** Start Dataset **

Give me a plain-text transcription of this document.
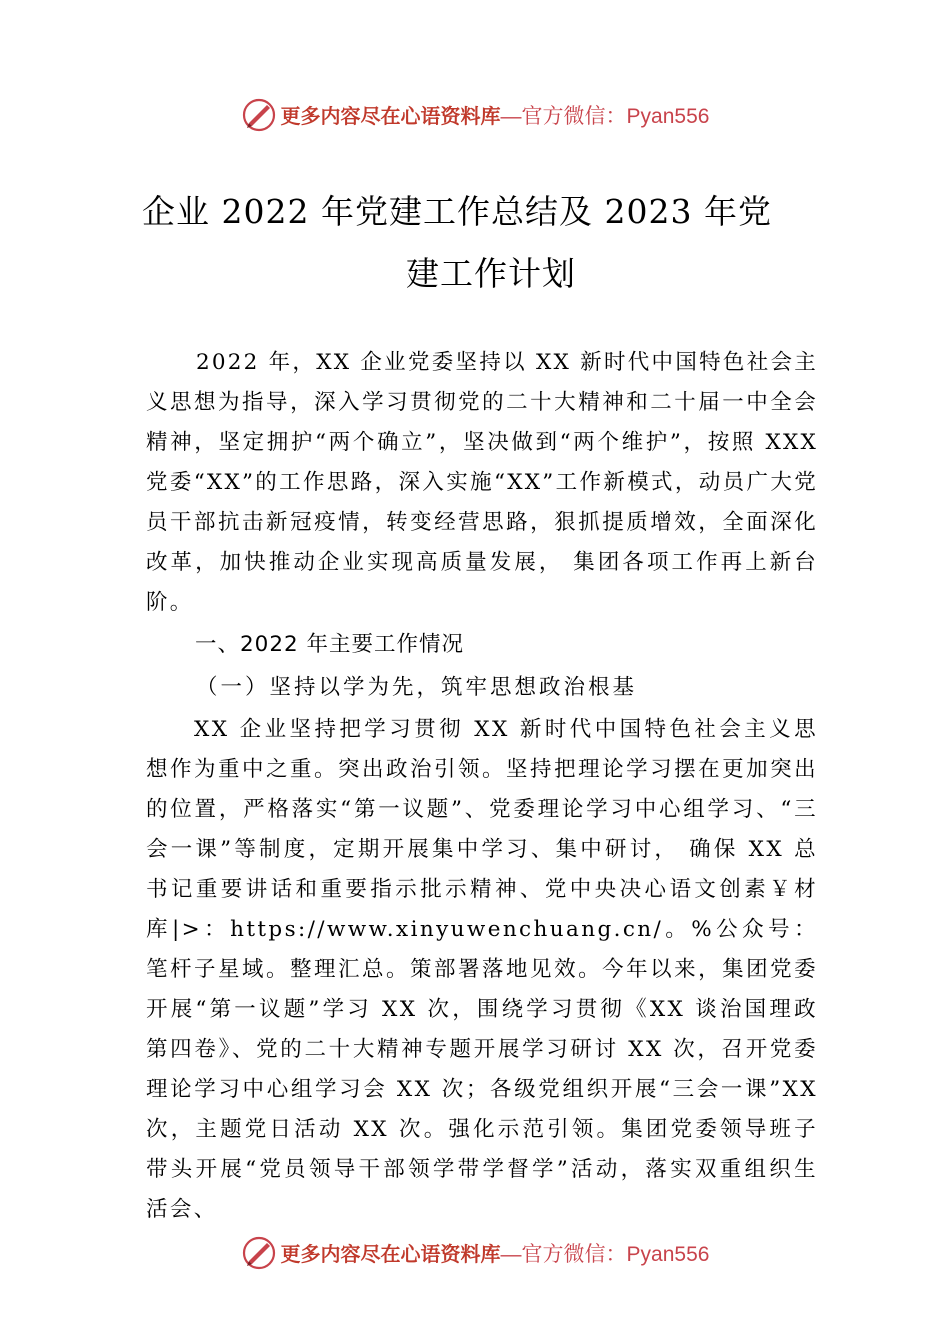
更多内容尽在心语资料库—官方微信：Pyan556
企业 2022 年党建工作总结及 2023 年党
建工作计划
2022 年，XX 企业党委坚持以 XX 新时代中国特色社会主义思想为指导，深入学习贯彻党的二十大精神和二十届一中全会精神，坚定拥护“两个确立”，坚决做到“两个维护”，按照 XXX 党委“XX”的工作思路，深入实施“XX”工作新模式，动员广大党员干部抗击新冠疫情，转变经营思路，狠抓提质增效，全面深化改革，加快推动企业实现高质量发展， 集团各项工作再上新台阶。
一、2022 年主要工作情况
（一）坚持以学为先，筑牢思想政治根基
XX 企业坚持把学习贯彻 XX 新时代中国特色社会主义思想作为重中之重。突出政治引领。坚持把理论学习摆在更加突出的位置，严格落实“第一议题”、党委理论学习中心组学习、“三会一课”等制度，定期开展集中学习、集中研讨， 确保 XX 总书记重要讲话和重要指示批示精神、党中央决心语文创素￥材库|>：https://www.xinyuwenchuang.cn/。%公众号：笔杆子星域。整理汇总。策部署落地见效。今年以来，集团党委开展“第一议题”学习 XX 次，围绕学习贯彻《XX 谈治国理政第四卷》、党的二十大精神专题开展学习研讨 XX 次，召开党委理论学习中心组学习会 XX 次；各级党组织开展“三会一课”XX 次，主题党日活动 XX 次。强化示范引领。集团党委领导班子带头开展“党员领导干部领学带学督学”活动，落实双重组织生活会、
更多内容尽在心语资料库—官方微信：Pyan556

** End Dataset **

**Goal of the exercise**
Omit pictures; set down the rest of the material word for word.

**Answer to the problem**
Give me a plain-text transcription of this document.
更多内容尽在心语资料库—官方微信：Pyan556
企业 2022 年党建工作总结及 2023 年党
建工作计划
2022 年，XX 企业党委坚持以 XX 新时代中国特色社会主义思想为指导，深入学习贯彻党的二十大精神和二十届一中全会精神，坚定拥护“两个确立”，坚决做到“两个维护”，按照 XXX 党委“XX”的工作思路，深入实施“XX”工作新模式，动员广大党员干部抗击新冠疫情，转变经营思路，狠抓提质增效，全面深化改革，加快推动企业实现高质量发展， 集团各项工作再上新台阶。
一、2022 年主要工作情况
（一）坚持以学为先，筑牢思想政治根基
XX 企业坚持把学习贯彻 XX 新时代中国特色社会主义思想作为重中之重。突出政治引领。坚持把理论学习摆在更加突出的位置，严格落实“第一议题”、党委理论学习中心组学习、“三会一课”等制度，定期开展集中学习、集中研讨， 确保 XX 总书记重要讲话和重要指示批示精神、党中央决心语文创素￥材库|>：https://www.xinyuwenchuang.cn/。%公众号：笔杆子星域。整理汇总。策部署落地见效。今年以来，集团党委开展“第一议题”学习 XX 次，围绕学习贯彻《XX 谈治国理政第四卷》、党的二十大精神专题开展学习研讨 XX 次，召开党委理论学习中心组学习会 XX 次；各级党组织开展“三会一课”XX 次，主题党日活动 XX 次。强化示范引领。集团党委领导班子带头开展“党员领导干部领学带学督学”活动，落实双重组织生活会、
更多内容尽在心语资料库—官方微信：Pyan556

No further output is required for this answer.